_MATERIAL PROVIDED_:
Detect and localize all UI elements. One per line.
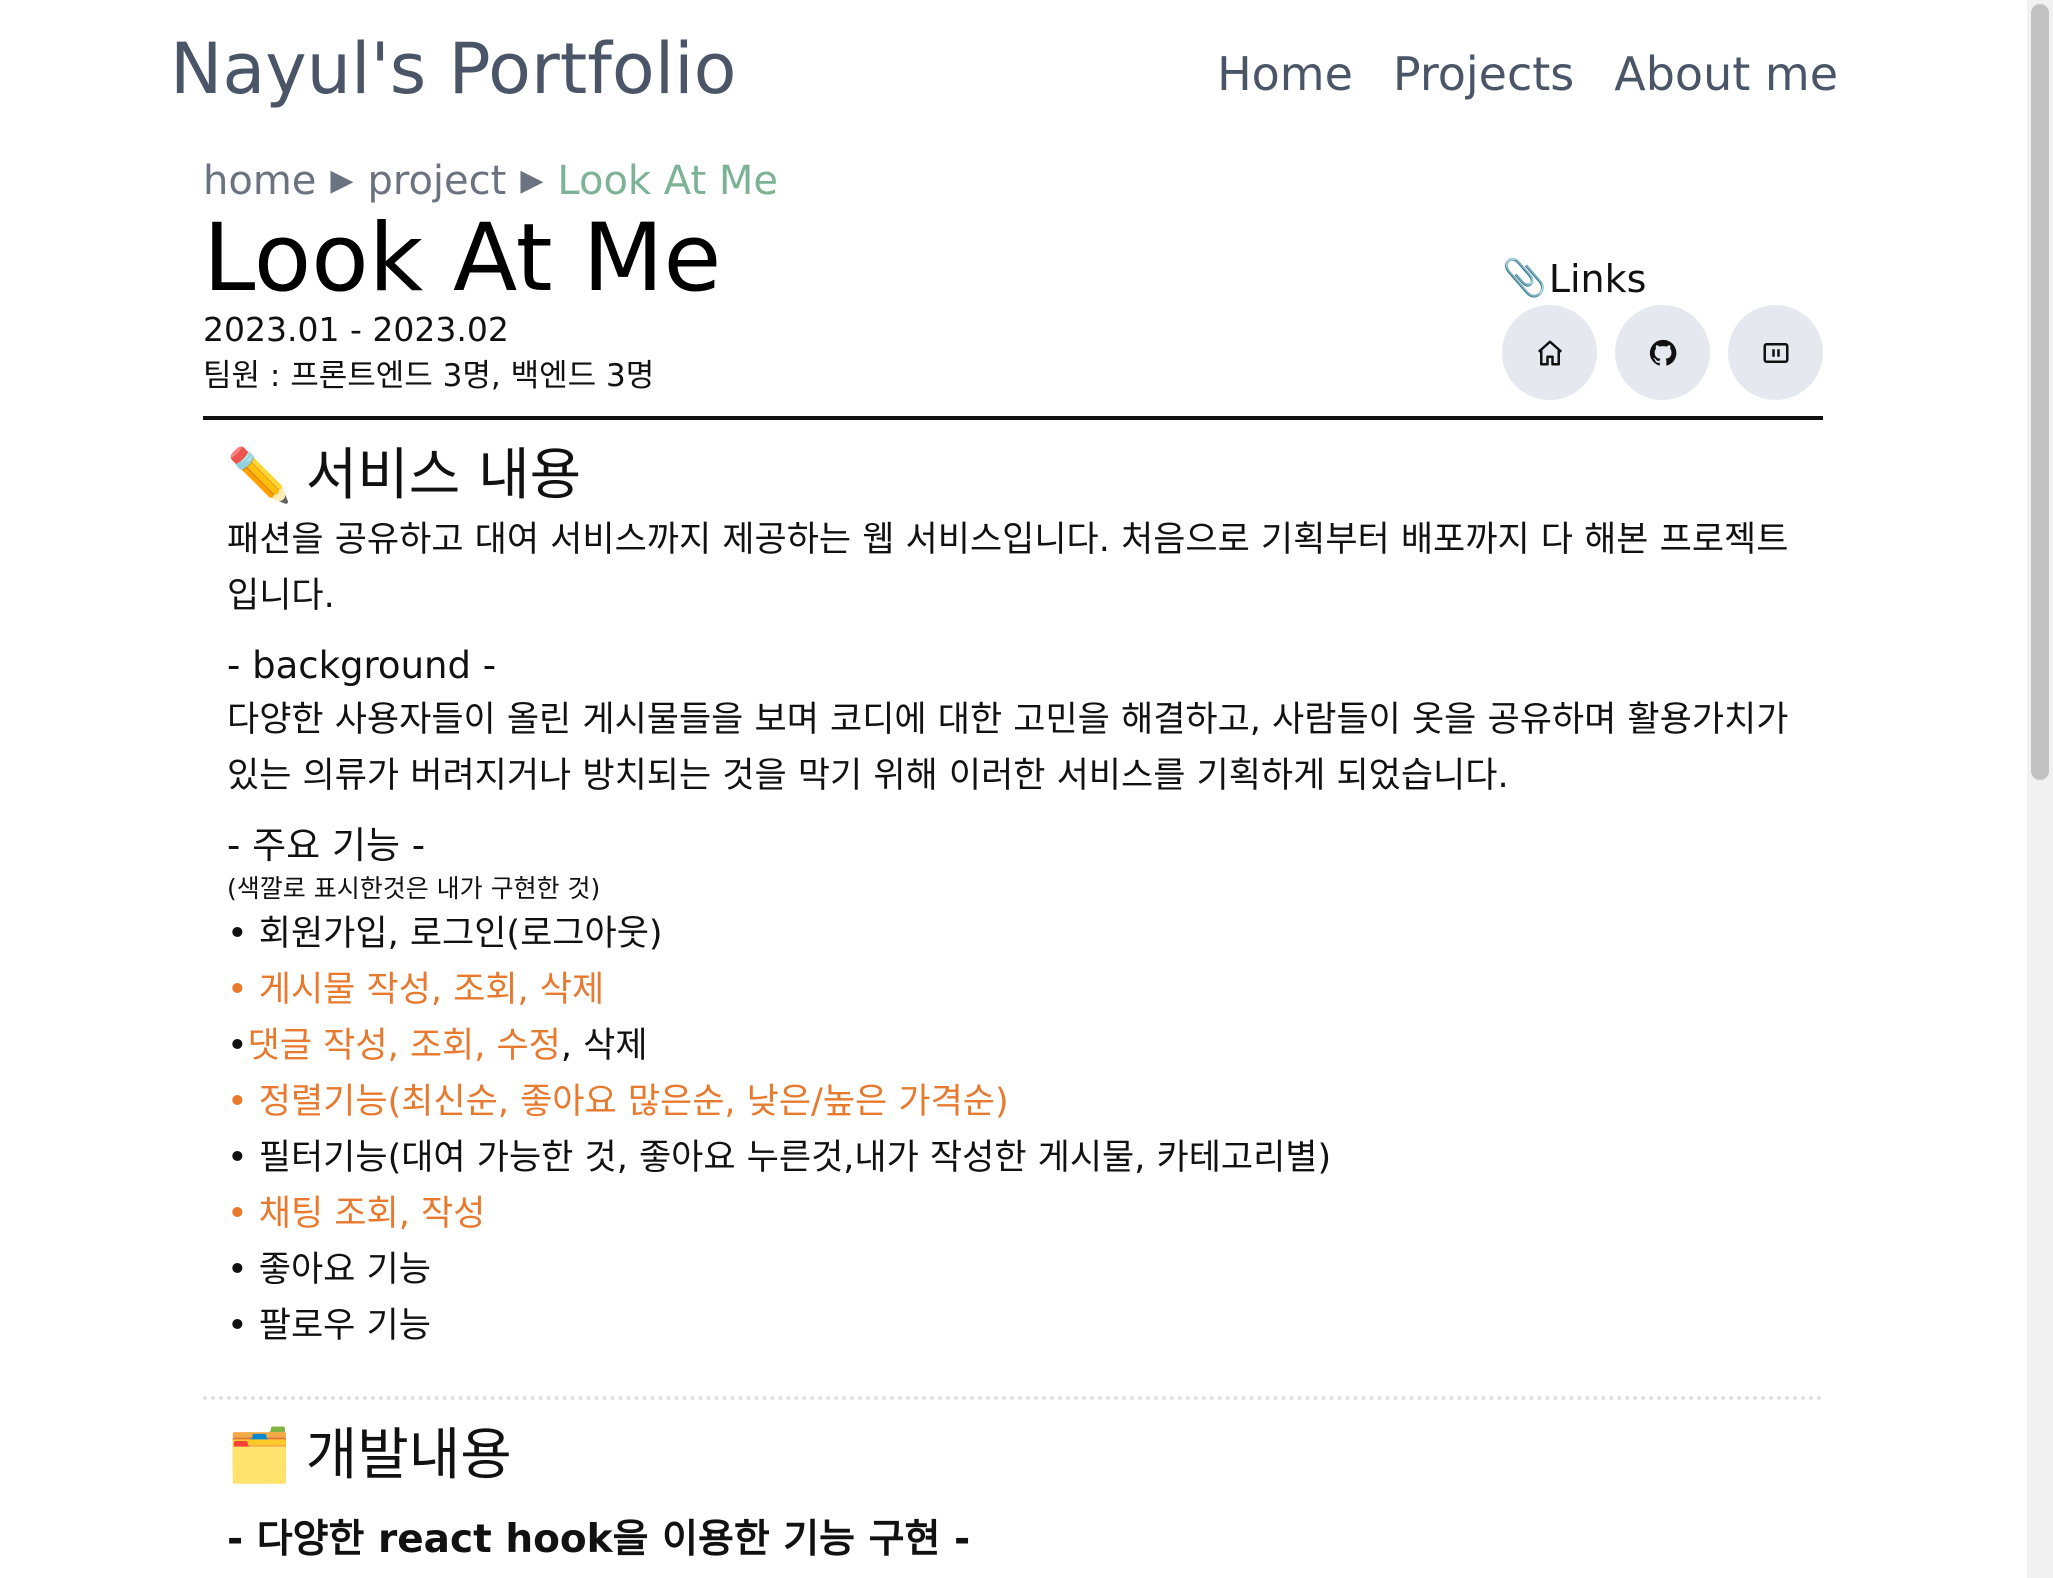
development-title: 🗂️ 개발내용 [227,1420,1807,1492]
link-buttons [1502,305,1823,400]
scrollbar-thumb[interactable] [2031,4,2049,780]
github-icon [1649,339,1676,366]
home-icon [1537,340,1562,365]
scrollbar[interactable] [2027,0,2053,1578]
list-item: • 회원가입, 로그인(로그아웃) [227,906,1807,962]
presentation-link-button[interactable] [1728,305,1823,400]
list-item: • 좋아요 기능 [227,1242,1807,1298]
header-divider [203,416,1823,420]
feature-highlight: 게시물 작성, 조회, 삭제 [258,970,605,1010]
breadcrumb: home ▶ project ▶ Look At Me [203,153,778,209]
page-title: Look At Me [203,204,722,313]
breadcrumb-project[interactable]: project [367,153,506,209]
feature-text: 좋아요 기능 [258,1250,431,1290]
breadcrumb-current: Look At Me [557,158,778,204]
bullet: • [227,1138,259,1178]
feature-text: 팔로우 기능 [258,1306,431,1346]
main-nav: Home Projects About me [1217,44,1838,104]
links-label: Links [1548,257,1647,301]
service-title: ✏️ 서비스 내용 [227,440,1807,512]
features-note: (색깔로 표시한것은 내가 구현한 것) [227,874,601,903]
feature-text: 필터기능(대여 가능한 것, 좋아요 누른것,내가 작성한 게시물, 카테고리별… [258,1138,1332,1178]
paperclip-icon: 📎 [1502,258,1547,299]
nav-about-me[interactable]: About me [1614,44,1838,104]
links-heading: 📎 Links [1502,254,1646,304]
project-period: 2023.01 - 2023.02 [203,310,509,349]
section-divider [203,1396,1823,1400]
development-section: 🗂️ 개발내용 - 다양한 react hook을 이용한 기능 구현 - [227,1420,1807,1568]
list-item: • 채팅 조회, 작성 [227,1186,1807,1242]
feature-text: 회원가입, 로그인(로그아웃) [258,914,663,954]
breadcrumb-separator-icon: ▶ [520,163,544,198]
feature-highlight: 채팅 조회, 작성 [258,1194,486,1234]
breadcrumb-home[interactable]: home [203,153,316,209]
bullet: • [227,1194,259,1234]
pencil-icon: ✏️ [227,446,292,506]
project-team: 팀원 : 프론트엔드 3명, 백엔드 3명 [203,358,655,394]
background-heading: - background - [227,644,497,687]
bullet: • [227,1026,248,1066]
service-intro: 패션을 공유하고 대여 서비스까지 제공하는 웹 서비스입니다. 처음으로 기획… [227,520,1789,616]
bullet: • [227,1082,259,1122]
background-text: 다양한 사용자들이 올린 게시물들을 보며 코디에 대한 고민을 해결하고, 사… [227,700,1789,796]
breadcrumb-separator-icon: ▶ [330,163,354,198]
list-item: • 팔로우 기능 [227,1298,1807,1354]
development-subheading: - 다양한 react hook을 이용한 기능 구현 - [227,1517,971,1562]
site-title[interactable]: Nayul's Portfolio [170,24,736,114]
folder-icon: 🗂️ [227,1426,292,1486]
development-title-text: 개발내용 [305,1423,512,1488]
feature-highlight: 댓글 작성, 조회, 수정 [247,1026,561,1066]
features-heading: - 주요 기능 - [227,824,426,867]
list-item: •댓글 작성, 조회, 수정, 삭제 [227,1018,1807,1074]
presentation-icon [1763,342,1788,363]
github-link-button[interactable] [1615,305,1710,400]
bullet: • [227,970,259,1010]
service-title-text: 서비스 내용 [305,443,582,508]
home-link-button[interactable] [1502,305,1597,400]
bullet: • [227,1250,259,1290]
feature-highlight: 정렬기능(최신순, 좋아요 많은순, 낮은/높은 가격순) [258,1082,1009,1122]
nav-home[interactable]: Home [1217,44,1353,104]
feature-text: , 삭제 [560,1026,648,1066]
bullet: • [227,1306,259,1346]
service-section: ✏️ 서비스 내용 패션을 공유하고 대여 서비스까지 제공하는 웹 서비스입니… [227,440,1807,1354]
bullet: • [227,914,259,954]
nav-projects[interactable]: Projects [1393,44,1574,104]
list-item: • 필터기능(대여 가능한 것, 좋아요 누른것,내가 작성한 게시물, 카테고… [227,1130,1807,1186]
list-item: • 정렬기능(최신순, 좋아요 많은순, 낮은/높은 가격순) [227,1074,1807,1130]
list-item: • 게시물 작성, 조회, 삭제 [227,962,1807,1018]
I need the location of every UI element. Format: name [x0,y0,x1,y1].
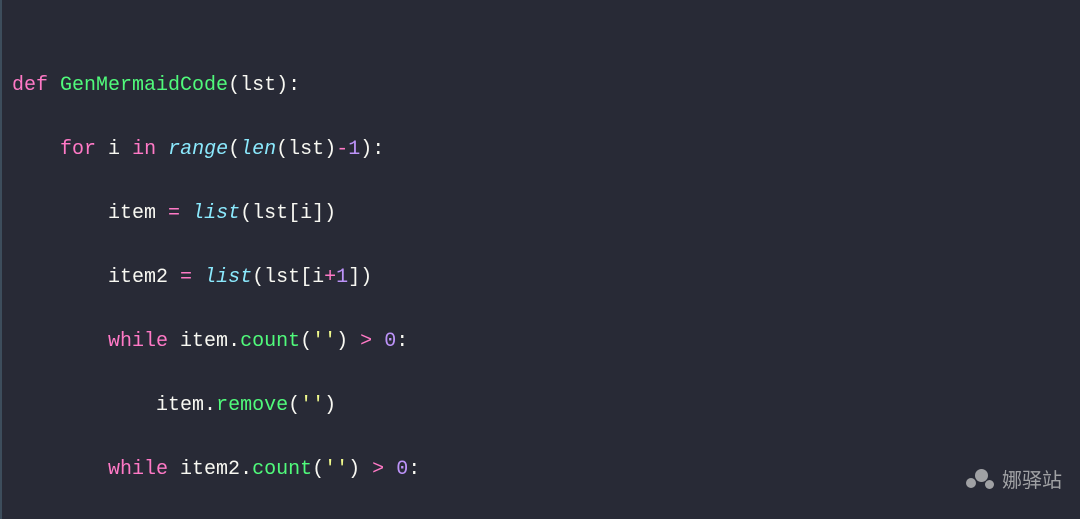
code-line: for i in range(len(lst)-1): [12,134,1080,166]
keyword-in: in [132,138,156,161]
keyword-while: while [108,330,168,353]
builtin-range: range [168,138,228,161]
method-remove: remove [216,394,288,417]
code-line: while item2.count('') > 0: [12,454,1080,486]
code-line: item = list(lst[i]) [12,198,1080,230]
code-line: while item.count('') > 0: [12,326,1080,358]
code-line: def GenMermaidCode(lst): [12,70,1080,102]
keyword-for: for [60,138,96,161]
method-count: count [240,330,300,353]
builtin-list: list [192,202,240,225]
code-editor[interactable]: def GenMermaidCode(lst): for i in range(… [0,0,1080,519]
keyword-def: def [12,74,48,97]
builtin-len: len [240,138,276,161]
param-lst: lst [240,74,276,97]
function-name: GenMermaidCode [60,74,228,97]
code-line: item.remove('') [12,390,1080,422]
code-line: item2 = list(lst[i+1]) [12,262,1080,294]
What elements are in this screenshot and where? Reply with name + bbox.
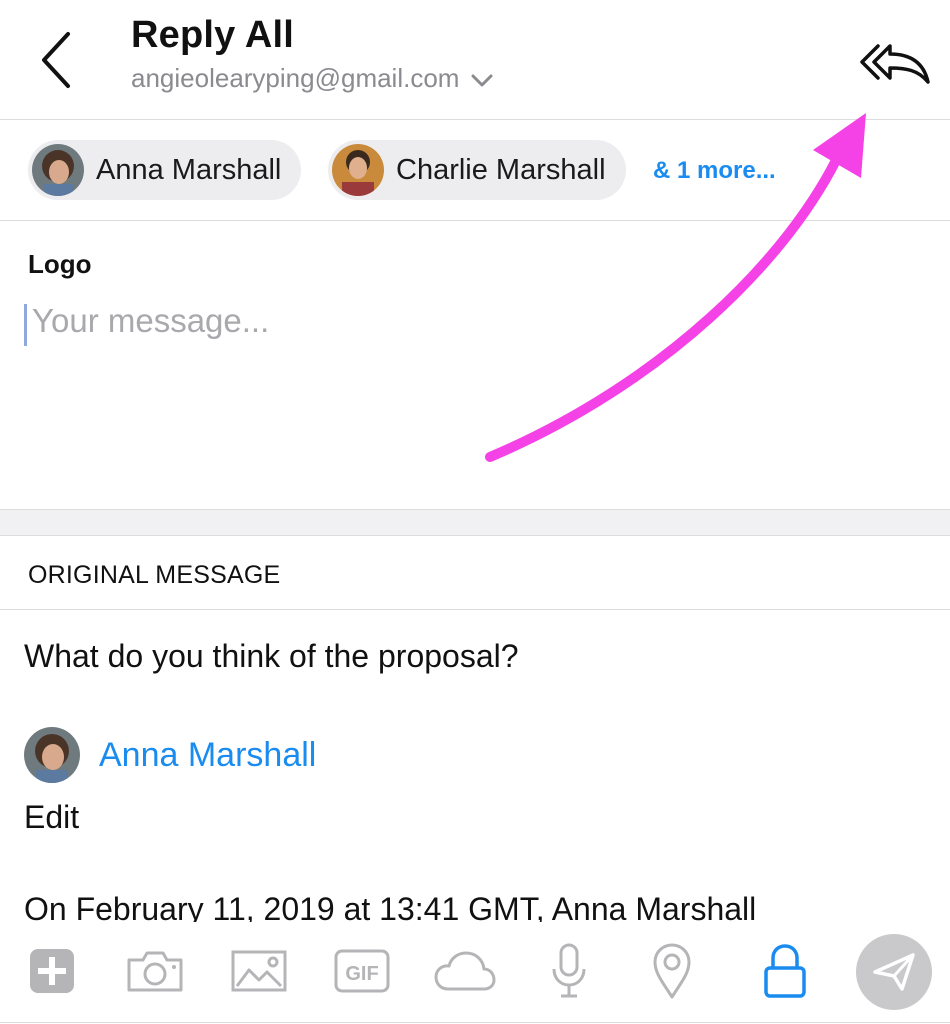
avatar <box>32 144 84 196</box>
signature-edit-text: Edit <box>24 799 80 835</box>
image-icon[interactable] <box>227 933 291 1009</box>
sender-name-link[interactable]: Anna Marshall <box>99 736 316 775</box>
camera-icon[interactable] <box>123 933 187 1009</box>
recipient-name: Charlie Marshall <box>396 153 606 186</box>
send-button[interactable] <box>856 934 932 1010</box>
bottom-divider <box>0 1022 950 1023</box>
original-header-divider <box>0 609 950 610</box>
lock-icon[interactable] <box>753 933 817 1009</box>
more-recipients-link[interactable]: & 1 more... <box>653 157 776 185</box>
account-email: angieolearyping@gmail.com <box>131 63 460 93</box>
add-icon[interactable] <box>20 933 84 1009</box>
section-separator <box>0 509 950 535</box>
gif-icon[interactable]: GIF <box>330 933 394 1009</box>
location-pin-icon[interactable] <box>640 933 704 1009</box>
recipient-chip-charlie[interactable]: Charlie Marshall <box>328 140 626 200</box>
account-selector[interactable]: angieolearyping@gmail.com <box>131 63 493 94</box>
recipient-name: Anna Marshall <box>96 153 282 186</box>
separator-bottom-line <box>0 535 950 536</box>
gif-label: GIF <box>345 963 378 985</box>
text-caret <box>24 304 27 346</box>
cloud-icon[interactable] <box>433 933 497 1009</box>
chevron-down-icon <box>471 74 493 86</box>
page-title: Reply All <box>131 14 294 56</box>
chevron-left-icon <box>42 32 70 88</box>
recipients-divider <box>0 220 950 221</box>
send-icon <box>873 953 915 991</box>
avatar <box>332 144 384 196</box>
microphone-icon[interactable] <box>537 933 601 1009</box>
message-input[interactable] <box>32 302 912 492</box>
original-message-header: ORIGINAL MESSAGE <box>28 561 281 589</box>
signature-label: Logo <box>28 249 92 279</box>
separator-top-line <box>0 509 950 510</box>
header-divider <box>0 119 950 120</box>
recipient-chip-anna[interactable]: Anna Marshall <box>28 140 302 200</box>
back-button[interactable] <box>28 22 88 102</box>
original-message-body: What do you think of the proposal? <box>24 638 519 674</box>
reply-all-icon[interactable] <box>856 40 932 86</box>
avatar <box>24 727 80 783</box>
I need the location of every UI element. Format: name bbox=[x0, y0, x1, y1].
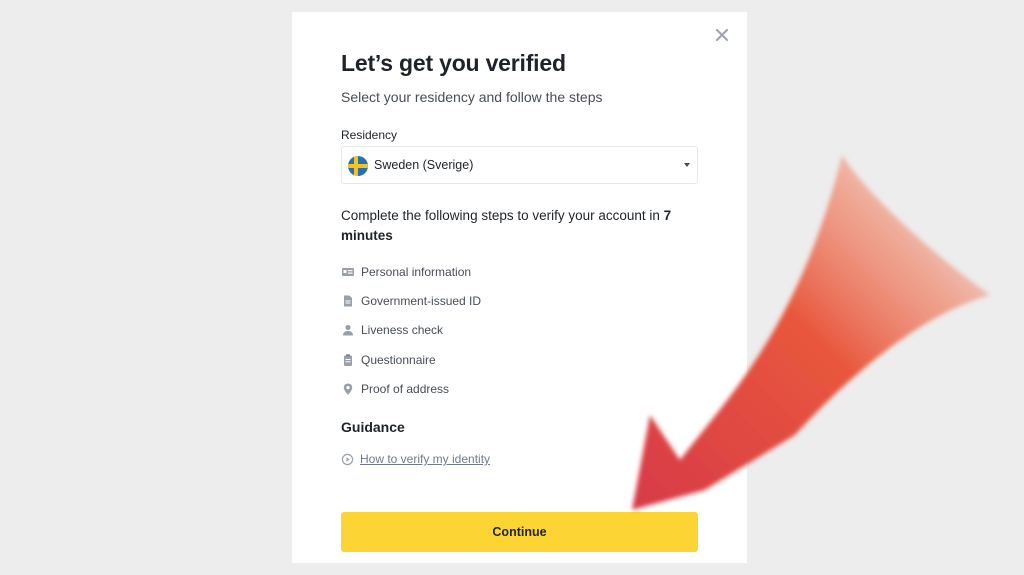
step-label: Questionnaire bbox=[361, 353, 436, 367]
close-icon bbox=[715, 28, 729, 42]
sweden-flag-icon bbox=[348, 156, 368, 176]
step-label: Personal information bbox=[361, 265, 472, 279]
verification-modal: Let’s get you verified Select your resid… bbox=[292, 12, 747, 563]
page-subtitle: Select your residency and follow the ste… bbox=[341, 89, 603, 105]
step-proof-of-address: Proof of address bbox=[341, 381, 449, 397]
continue-button[interactable]: Continue bbox=[341, 512, 698, 552]
clipboard-icon bbox=[344, 354, 352, 366]
step-label: Government-issued ID bbox=[361, 294, 482, 308]
step-liveness-check: Liveness check bbox=[341, 322, 443, 338]
residency-select[interactable]: Sweden (Sverige) bbox=[341, 146, 698, 184]
location-pin-icon bbox=[343, 383, 353, 395]
residency-value: Sweden (Sverige) bbox=[374, 158, 474, 172]
play-circle-icon bbox=[341, 453, 354, 465]
step-government-id: Government-issued ID bbox=[341, 293, 481, 309]
person-icon bbox=[343, 324, 353, 336]
steps-intro: Complete the following steps to verify y… bbox=[341, 206, 686, 246]
residency-label: Residency bbox=[341, 128, 398, 142]
steps-intro-text: Complete the following steps to verify y… bbox=[341, 208, 664, 223]
chevron-down-icon bbox=[684, 163, 690, 167]
close-button[interactable] bbox=[713, 26, 731, 44]
step-questionnaire: Questionnaire bbox=[341, 352, 436, 368]
page-title: Let’s get you verified bbox=[341, 50, 566, 76]
step-label: Liveness check bbox=[361, 323, 444, 337]
step-personal-information: Personal information bbox=[341, 264, 471, 280]
guidance-link[interactable]: How to verify my identity bbox=[341, 452, 490, 466]
document-icon bbox=[344, 295, 352, 307]
guidance-heading: Guidance bbox=[341, 419, 405, 435]
guidance-link-text[interactable]: How to verify my identity bbox=[360, 452, 490, 466]
step-label: Proof of address bbox=[361, 382, 450, 396]
id-card-icon bbox=[342, 268, 354, 276]
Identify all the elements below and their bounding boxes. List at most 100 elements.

_SHORT PROBLEM_:
Turn the data lines from the one containing "development-title: 🗂️ 개발내용" up to and including the one containing "breadcrumb-current: Look At" into a JSON list of strings, with each line as one string and blank lines left out.

_FINISHED EXERCISE_:
[
  "development-title: 🗂️ 개발내용 [227,1420,1807,1492]",
  "link-buttons [1502,305,1823,400]",
  "scrollbar-thumb[interactable] [2031,4,2049,780]",
  "github-icon [1649,339,1676,366]",
  "home-icon [1537,340,1562,365]",
  "scrollbar[interactable] [2027,0,2053,1578]",
  "list-item: • 회원가입, 로그인(로그아웃) [227,906,1807,962]",
  "presentation-link-button[interactable] [1728,305,1823,400]",
  "list-item: • 좋아요 기능 [227,1242,1807,1298]",
  "header-divider [203,416,1823,420]",
  "feature-highlight: 게시물 작성, 조회, 삭제 [258,970,605,1010]",
  "breadcrumb: home ▶ project ▶ Look At Me [203,153,778,209]",
  "page-title: Look At Me [203,204,722,313]",
  "breadcrumb-project[interactable]: project [367,153,506,209]",
  "feature-text: 좋아요 기능 [258,1250,431,1290]",
  "breadcrumb-current: Look At Me [557,158,778,204]"
]